Please repeat the items exactly, from the first line through the line that contains "map-x-tick-label: 300 bbox=[594, 148, 611, 160]", including both.
━━━━━ RECORDS PROVIDED
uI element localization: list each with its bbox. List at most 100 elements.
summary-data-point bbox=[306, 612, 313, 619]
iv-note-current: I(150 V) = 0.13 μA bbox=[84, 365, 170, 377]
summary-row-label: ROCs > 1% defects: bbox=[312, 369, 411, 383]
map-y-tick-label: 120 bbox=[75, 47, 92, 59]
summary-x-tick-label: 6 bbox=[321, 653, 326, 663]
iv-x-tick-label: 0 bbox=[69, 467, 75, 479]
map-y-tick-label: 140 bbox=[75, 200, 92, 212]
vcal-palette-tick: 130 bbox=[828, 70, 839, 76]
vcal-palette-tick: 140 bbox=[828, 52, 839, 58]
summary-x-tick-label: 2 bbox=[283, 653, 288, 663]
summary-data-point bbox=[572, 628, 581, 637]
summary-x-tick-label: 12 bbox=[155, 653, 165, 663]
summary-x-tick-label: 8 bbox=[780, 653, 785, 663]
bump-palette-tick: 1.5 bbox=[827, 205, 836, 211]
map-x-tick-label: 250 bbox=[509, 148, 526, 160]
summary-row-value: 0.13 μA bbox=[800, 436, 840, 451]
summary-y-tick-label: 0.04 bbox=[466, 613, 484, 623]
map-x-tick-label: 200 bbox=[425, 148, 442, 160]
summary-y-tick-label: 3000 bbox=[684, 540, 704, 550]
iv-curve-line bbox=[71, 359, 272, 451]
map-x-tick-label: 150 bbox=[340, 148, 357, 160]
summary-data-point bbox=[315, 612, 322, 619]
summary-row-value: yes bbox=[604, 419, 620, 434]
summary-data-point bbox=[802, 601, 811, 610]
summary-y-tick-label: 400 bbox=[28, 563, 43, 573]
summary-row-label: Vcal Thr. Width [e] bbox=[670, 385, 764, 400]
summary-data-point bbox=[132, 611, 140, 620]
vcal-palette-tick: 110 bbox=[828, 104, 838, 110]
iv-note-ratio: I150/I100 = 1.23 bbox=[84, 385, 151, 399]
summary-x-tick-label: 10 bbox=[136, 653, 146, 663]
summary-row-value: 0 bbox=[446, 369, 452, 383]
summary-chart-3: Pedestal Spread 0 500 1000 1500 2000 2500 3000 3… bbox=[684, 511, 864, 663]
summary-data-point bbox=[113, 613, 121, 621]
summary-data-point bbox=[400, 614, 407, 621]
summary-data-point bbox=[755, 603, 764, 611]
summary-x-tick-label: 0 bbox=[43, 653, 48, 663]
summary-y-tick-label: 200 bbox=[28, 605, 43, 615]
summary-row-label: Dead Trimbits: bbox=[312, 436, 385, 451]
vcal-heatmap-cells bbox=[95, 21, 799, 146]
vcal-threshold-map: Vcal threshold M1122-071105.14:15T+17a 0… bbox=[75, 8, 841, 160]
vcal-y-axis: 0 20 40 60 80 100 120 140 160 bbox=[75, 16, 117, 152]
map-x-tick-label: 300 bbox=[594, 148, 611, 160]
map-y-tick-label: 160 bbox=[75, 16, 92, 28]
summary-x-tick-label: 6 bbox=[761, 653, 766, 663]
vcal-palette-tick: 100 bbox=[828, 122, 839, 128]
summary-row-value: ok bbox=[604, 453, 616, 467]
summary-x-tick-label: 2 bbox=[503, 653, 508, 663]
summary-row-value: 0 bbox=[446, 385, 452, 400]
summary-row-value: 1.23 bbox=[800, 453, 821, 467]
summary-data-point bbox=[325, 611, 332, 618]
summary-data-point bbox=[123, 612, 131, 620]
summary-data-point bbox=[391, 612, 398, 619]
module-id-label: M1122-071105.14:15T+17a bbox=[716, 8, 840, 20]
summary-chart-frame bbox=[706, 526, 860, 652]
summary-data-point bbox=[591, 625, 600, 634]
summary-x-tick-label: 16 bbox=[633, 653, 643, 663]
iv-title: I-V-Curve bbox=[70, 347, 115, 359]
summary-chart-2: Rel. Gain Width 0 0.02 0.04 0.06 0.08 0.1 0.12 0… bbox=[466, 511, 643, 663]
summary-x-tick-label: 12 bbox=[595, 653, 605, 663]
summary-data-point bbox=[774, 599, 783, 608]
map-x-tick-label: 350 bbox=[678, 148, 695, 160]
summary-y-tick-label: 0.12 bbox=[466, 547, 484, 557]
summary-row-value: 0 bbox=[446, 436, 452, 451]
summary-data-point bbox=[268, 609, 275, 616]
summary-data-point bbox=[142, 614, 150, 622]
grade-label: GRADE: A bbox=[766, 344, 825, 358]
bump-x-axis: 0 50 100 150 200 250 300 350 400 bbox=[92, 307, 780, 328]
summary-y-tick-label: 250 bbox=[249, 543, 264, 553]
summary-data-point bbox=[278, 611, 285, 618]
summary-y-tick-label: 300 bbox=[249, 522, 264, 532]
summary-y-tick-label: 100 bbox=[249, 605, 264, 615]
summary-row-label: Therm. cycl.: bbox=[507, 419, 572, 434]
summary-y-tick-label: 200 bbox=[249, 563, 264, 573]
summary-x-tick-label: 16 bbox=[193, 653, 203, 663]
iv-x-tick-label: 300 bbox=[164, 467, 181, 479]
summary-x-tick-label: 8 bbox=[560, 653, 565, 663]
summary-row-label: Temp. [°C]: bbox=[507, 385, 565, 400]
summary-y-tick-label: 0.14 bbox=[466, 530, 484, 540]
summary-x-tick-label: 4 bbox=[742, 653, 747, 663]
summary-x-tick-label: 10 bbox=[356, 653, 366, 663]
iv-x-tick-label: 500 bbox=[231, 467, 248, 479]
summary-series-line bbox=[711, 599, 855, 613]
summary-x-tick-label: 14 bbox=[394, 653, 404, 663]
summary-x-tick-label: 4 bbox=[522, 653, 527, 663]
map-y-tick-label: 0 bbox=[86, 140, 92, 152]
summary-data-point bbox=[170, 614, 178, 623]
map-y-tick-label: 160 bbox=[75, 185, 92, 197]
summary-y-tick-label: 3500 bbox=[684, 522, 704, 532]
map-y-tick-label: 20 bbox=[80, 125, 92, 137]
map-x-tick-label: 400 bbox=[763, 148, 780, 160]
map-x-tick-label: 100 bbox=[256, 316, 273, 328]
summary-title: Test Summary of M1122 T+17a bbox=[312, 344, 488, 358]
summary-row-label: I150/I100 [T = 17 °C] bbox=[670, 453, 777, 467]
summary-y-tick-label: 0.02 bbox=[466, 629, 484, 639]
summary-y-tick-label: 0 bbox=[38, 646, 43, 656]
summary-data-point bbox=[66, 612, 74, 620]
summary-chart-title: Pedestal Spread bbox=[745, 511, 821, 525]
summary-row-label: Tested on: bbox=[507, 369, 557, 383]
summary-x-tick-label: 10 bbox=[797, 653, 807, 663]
━━━━━━━━━━
EXPECTED OUTPUT >>
uI element localization: list each with its bbox. List at most 100 elements.
summary-data-point bbox=[306, 612, 313, 619]
iv-note-current: I(150 V) = 0.13 μA bbox=[84, 365, 170, 377]
summary-row-label: ROCs > 1% defects: bbox=[312, 369, 411, 383]
map-y-tick-label: 120 bbox=[75, 47, 92, 59]
summary-x-tick-label: 6 bbox=[321, 653, 326, 663]
iv-x-tick-label: 0 bbox=[69, 467, 75, 479]
map-y-tick-label: 140 bbox=[75, 200, 92, 212]
vcal-palette-tick: 130 bbox=[828, 70, 839, 76]
vcal-palette-tick: 140 bbox=[828, 52, 839, 58]
summary-x-tick-label: 2 bbox=[283, 653, 288, 663]
summary-data-point bbox=[572, 628, 581, 637]
summary-x-tick-label: 12 bbox=[155, 653, 165, 663]
summary-x-tick-label: 8 bbox=[780, 653, 785, 663]
bump-palette-tick: 1.5 bbox=[827, 205, 836, 211]
map-x-tick-label: 250 bbox=[509, 148, 526, 160]
summary-row-value: 0.13 μA bbox=[800, 436, 840, 451]
summary-y-tick-label: 0.04 bbox=[466, 613, 484, 623]
map-x-tick-label: 200 bbox=[425, 148, 442, 160]
summary-y-tick-label: 3000 bbox=[684, 540, 704, 550]
iv-curve-line bbox=[71, 359, 272, 451]
map-x-tick-label: 150 bbox=[340, 148, 357, 160]
summary-data-point bbox=[315, 612, 322, 619]
summary-row-value: yes bbox=[604, 419, 620, 434]
summary-data-point bbox=[802, 601, 811, 610]
summary-y-tick-label: 400 bbox=[28, 563, 43, 573]
summary-row-label: Vcal Thr. Width [e] bbox=[670, 385, 764, 400]
summary-data-point bbox=[132, 611, 140, 620]
vcal-palette-tick: 110 bbox=[828, 104, 838, 110]
iv-note-ratio: I150/I100 = 1.23 bbox=[84, 385, 151, 399]
summary-x-tick-label: 10 bbox=[136, 653, 146, 663]
summary-row-value: 0 bbox=[446, 369, 452, 383]
summary-chart-3: Pedestal Spread 0 500 1000 1500 2000 2500 3000 3… bbox=[684, 511, 864, 663]
summary-data-point bbox=[113, 613, 121, 621]
summary-data-point bbox=[400, 614, 407, 621]
summary-data-point bbox=[755, 603, 764, 611]
summary-x-tick-label: 0 bbox=[43, 653, 48, 663]
summary-y-tick-label: 200 bbox=[28, 605, 43, 615]
summary-row-label: Dead Trimbits: bbox=[312, 436, 385, 451]
vcal-heatmap-cells bbox=[95, 21, 799, 146]
vcal-threshold-map: Vcal threshold M1122-071105.14:15T+17a 0… bbox=[75, 8, 841, 160]
vcal-y-axis: 0 20 40 60 80 100 120 140 160 bbox=[75, 16, 117, 152]
map-x-tick-label: 300 bbox=[594, 148, 611, 160]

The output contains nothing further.